(Data drawn from a collection)

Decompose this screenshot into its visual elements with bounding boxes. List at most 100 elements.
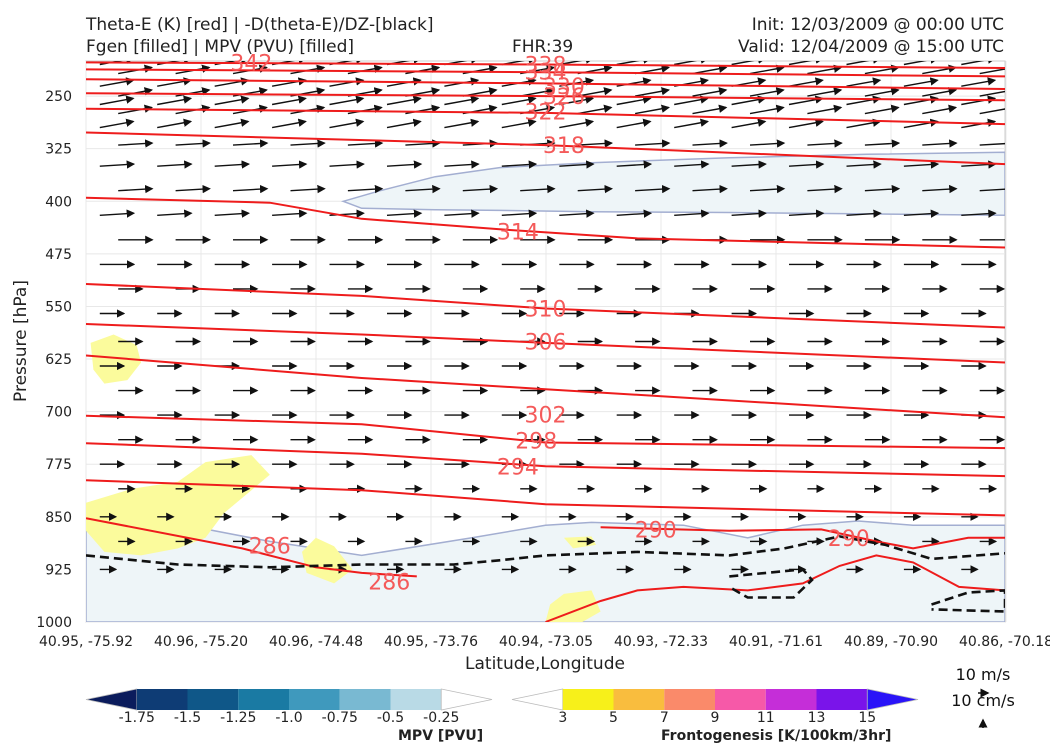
colorbar-extend <box>440 688 493 711</box>
colorbar-tick-label: 15 <box>858 710 876 726</box>
theta-e-contour <box>86 78 1005 90</box>
y-tick-label: 325 <box>45 142 72 158</box>
wind-vector <box>577 184 613 194</box>
wind-vector <box>118 184 154 194</box>
fgen-filled-region <box>90 334 142 384</box>
wind-vector <box>922 184 958 194</box>
x-tick-label: 40.89, -70.90 <box>844 634 938 650</box>
wind-vector <box>846 118 882 129</box>
wind-vector <box>577 104 613 115</box>
theta-e-contour-label: 294 <box>497 455 539 480</box>
wind-vector <box>731 209 767 218</box>
wind-vector <box>922 87 958 97</box>
wind-vector <box>846 61 882 66</box>
colorbar-mpv: -1.75 -1.5 -1.25 -1.0 -0.75 -0.5 -0.25 <box>85 688 493 726</box>
wind-vector <box>444 209 480 218</box>
wind-vector <box>864 139 901 148</box>
wind-vector <box>405 139 441 148</box>
theta-e-contour-label: 310 <box>525 298 567 323</box>
theta-e-contour-label: 338 <box>525 54 567 79</box>
y-axis-label: Pressure [hPa] <box>11 280 31 402</box>
colorbar-tick-label: 3 <box>558 710 567 726</box>
wind-vector <box>386 77 422 87</box>
wind-vector <box>749 139 786 148</box>
mpv-colorbar-label: MPV [PVU] <box>398 728 484 744</box>
wind-vector <box>674 118 709 129</box>
colorbar-tick-label: 5 <box>609 710 618 726</box>
wind-vector <box>616 61 652 66</box>
theta-e-contour <box>86 414 1005 450</box>
theta-e-contour <box>86 354 1005 419</box>
wind-vector <box>386 95 422 106</box>
colorbar-tick-label: 9 <box>711 710 720 726</box>
theta-e-contour-label: 302 <box>525 403 567 428</box>
colorbar-swatch <box>238 689 290 710</box>
wind-vector <box>788 61 824 66</box>
x-tick-label: 40.91, -71.61 <box>729 634 823 650</box>
wind-vector <box>157 118 193 129</box>
wind-vector <box>979 90 1005 97</box>
wind-vector <box>559 118 595 129</box>
theta-e-contour-label: 342 <box>230 51 272 76</box>
wind-vector <box>674 160 710 169</box>
wind-vector <box>520 184 556 194</box>
mpv-filled-region <box>340 151 1005 217</box>
wind-vector <box>329 160 365 169</box>
colorbar-swatch <box>664 689 716 710</box>
colorbar-tick-label: -1.5 <box>174 710 201 726</box>
title-left-line1: Theta-E (K) [red] | -D(theta-E)/DZ-[blac… <box>86 15 434 35</box>
wind-vector <box>232 184 269 194</box>
wind-vector <box>616 118 652 129</box>
wind-vector <box>788 77 824 87</box>
wind-vector <box>807 64 843 75</box>
theta-e-contour-label: 286 <box>249 535 291 560</box>
y-tick-label: 775 <box>45 457 72 473</box>
wind-vector <box>99 209 136 218</box>
wind-vector <box>559 160 595 169</box>
y-tick-label: 475 <box>45 247 72 263</box>
wind-vector <box>559 95 595 106</box>
wind-vector <box>692 184 728 194</box>
wind-vector <box>692 87 728 97</box>
theta-e-contour-label: 334 <box>525 61 567 86</box>
wind-vector <box>692 104 728 115</box>
wind-vector <box>290 184 326 194</box>
theta-e-contour <box>86 196 1005 249</box>
theta-e-contour <box>86 107 1005 126</box>
wind-vector <box>501 160 538 169</box>
wind-vector <box>846 160 882 169</box>
colorbar-extend <box>85 688 138 711</box>
theta-e-contour-label: 290 <box>635 518 677 543</box>
wind-vector <box>99 77 135 87</box>
theta-e-contour-label: 298 <box>515 429 557 454</box>
x-tick-label: 40.93, -72.33 <box>614 634 708 650</box>
theta-e-contour-label: 290 <box>828 527 870 552</box>
theta-e-contour <box>86 131 1005 166</box>
x-tick-label: 40.86, -70.18 <box>959 634 1050 650</box>
colorbar-tick-label: -1.0 <box>275 710 302 726</box>
wind-vector <box>864 64 900 75</box>
title-init: Init: 12/03/2009 @ 00:00 UTC <box>751 15 1004 35</box>
x-tick-label: 40.96, -75.20 <box>154 634 248 650</box>
colorbar-swatch <box>613 689 665 710</box>
wind-vector <box>807 104 843 115</box>
wind-vector <box>444 160 480 169</box>
wind-vector <box>674 209 710 218</box>
wind-vector <box>864 87 900 97</box>
wind-vector <box>577 87 613 97</box>
theta-e-contour <box>86 92 1005 102</box>
wind-vector <box>272 160 308 169</box>
wind-vector <box>501 209 538 218</box>
x-tick-label: 40.95, -73.76 <box>384 634 478 650</box>
wind-vector <box>444 118 480 129</box>
wind-vector <box>386 209 423 218</box>
wind-vector <box>749 104 785 115</box>
theta-e-contour <box>545 554 1005 622</box>
colorbar-swatch <box>765 689 817 710</box>
wind-vector <box>444 95 480 106</box>
y-tick-label: 250 <box>45 89 72 105</box>
colorbar-swatch <box>715 689 766 710</box>
wind-vector <box>635 139 671 148</box>
wind-vector <box>559 209 595 218</box>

■ WORK INSTRUCTIONS ■
Reproduce all of the records above line for line, without changing anything. Omit the pictures.

■ WORKED SOLUTION ■
Decompose this screenshot into its visual elements with bounding boxes. List at most 100 elements.
colorbar-extend <box>440 688 493 711</box>
colorbar-tick-label: 15 <box>858 710 876 726</box>
theta-e-contour <box>86 78 1005 90</box>
y-tick-label: 325 <box>45 142 72 158</box>
wind-vector <box>577 184 613 194</box>
wind-vector <box>118 184 154 194</box>
fgen-filled-region <box>90 334 142 384</box>
wind-vector <box>922 184 958 194</box>
x-tick-label: 40.89, -70.90 <box>844 634 938 650</box>
wind-vector <box>846 118 882 129</box>
wind-vector <box>577 104 613 115</box>
theta-e-contour-label: 294 <box>497 455 539 480</box>
wind-vector <box>731 209 767 218</box>
wind-vector <box>922 87 958 97</box>
wind-vector <box>846 61 882 66</box>
colorbar-mpv: -1.75 -1.5 -1.25 -1.0 -0.75 -0.5 -0.25 <box>85 688 493 726</box>
wind-vector <box>444 209 480 218</box>
wind-vector <box>864 139 901 148</box>
wind-vector <box>405 139 441 148</box>
theta-e-contour-label: 310 <box>525 298 567 323</box>
theta-e-contour-label: 338 <box>525 54 567 79</box>
y-axis-label: Pressure [hPa] <box>11 280 31 402</box>
colorbar-tick-label: 3 <box>558 710 567 726</box>
wind-vector <box>386 77 422 87</box>
wind-vector <box>749 139 786 148</box>
mpv-colorbar-label: MPV [PVU] <box>398 728 484 744</box>
wind-vector <box>674 118 709 129</box>
colorbar-tick-label: 5 <box>609 710 618 726</box>
wind-vector <box>616 61 652 66</box>
theta-e-contour <box>86 414 1005 450</box>
theta-e-contour <box>86 354 1005 419</box>
wind-vector <box>386 95 422 106</box>
colorbar-tick-label: 9 <box>711 710 720 726</box>
theta-e-contour-label: 302 <box>525 403 567 428</box>
colorbar-swatch <box>238 689 290 710</box>
wind-vector <box>788 61 824 66</box>
x-tick-label: 40.91, -71.61 <box>729 634 823 650</box>
wind-vector <box>157 118 193 129</box>
wind-vector <box>979 90 1005 97</box>
wind-vector <box>559 118 595 129</box>
theta-e-contour-label: 342 <box>230 51 272 76</box>
wind-vector <box>674 160 710 169</box>
wind-vector <box>520 184 556 194</box>
mpv-filled-region <box>340 151 1005 217</box>
wind-vector <box>329 160 365 169</box>
colorbar-swatch <box>664 689 716 710</box>
colorbar-tick-label: -1.5 <box>174 710 201 726</box>
title-left-line1: Theta-E (K) [red] | -D(theta-E)/DZ-[blac… <box>86 15 434 35</box>
wind-vector <box>232 184 269 194</box>
wind-vector <box>616 118 652 129</box>
wind-vector <box>788 77 824 87</box>
wind-vector <box>807 64 843 75</box>
theta-e-contour-label: 286 <box>249 535 291 560</box>
y-tick-label: 775 <box>45 457 72 473</box>
wind-vector <box>99 209 136 218</box>
wind-vector <box>559 160 595 169</box>
y-tick-label: 475 <box>45 247 72 263</box>
wind-vector <box>559 95 595 106</box>
wind-vector <box>692 184 728 194</box>
wind-vector <box>692 87 728 97</box>
theta-e-contour-label: 334 <box>525 61 567 86</box>
wind-vector <box>692 104 728 115</box>
wind-vector <box>290 184 326 194</box>
theta-e-contour <box>86 196 1005 249</box>
theta-e-contour <box>86 107 1005 126</box>
wind-vector <box>501 160 538 169</box>
wind-vector <box>846 160 882 169</box>
colorbar-extend <box>85 688 138 711</box>
theta-e-contour-label: 290 <box>635 518 677 543</box>
wind-vector <box>99 77 135 87</box>
theta-e-contour-label: 298 <box>515 429 557 454</box>
x-tick-label: 40.93, -72.33 <box>614 634 708 650</box>
theta-e-contour-label: 290 <box>828 527 870 552</box>
theta-e-contour <box>86 131 1005 166</box>
x-tick-label: 40.86, -70.18 <box>959 634 1050 650</box>
colorbar-tick-label: -1.0 <box>275 710 302 726</box>
wind-vector <box>864 64 900 75</box>
title-init: Init: 12/03/2009 @ 00:00 UTC <box>751 15 1004 35</box>
x-tick-label: 40.96, -75.20 <box>154 634 248 650</box>
colorbar-swatch <box>613 689 665 710</box>
wind-vector <box>807 104 843 115</box>
wind-vector <box>444 160 480 169</box>
wind-vector <box>674 209 710 218</box>
wind-vector <box>864 87 900 97</box>
wind-vector <box>577 87 613 97</box>
theta-e-contour <box>86 92 1005 102</box>
wind-vector <box>272 160 308 169</box>
wind-vector <box>501 209 538 218</box>
x-tick-label: 40.95, -73.76 <box>384 634 478 650</box>
wind-vector <box>444 118 480 129</box>
wind-vector <box>386 209 423 218</box>
wind-vector <box>749 104 785 115</box>
theta-e-contour <box>545 554 1005 622</box>
colorbar-swatch <box>765 689 817 710</box>
wind-vector <box>444 95 480 106</box>
y-tick-label: 250 <box>45 89 72 105</box>
colorbar-swatch <box>715 689 766 710</box>
wind-vector <box>635 139 671 148</box>
wind-vector <box>559 209 595 218</box>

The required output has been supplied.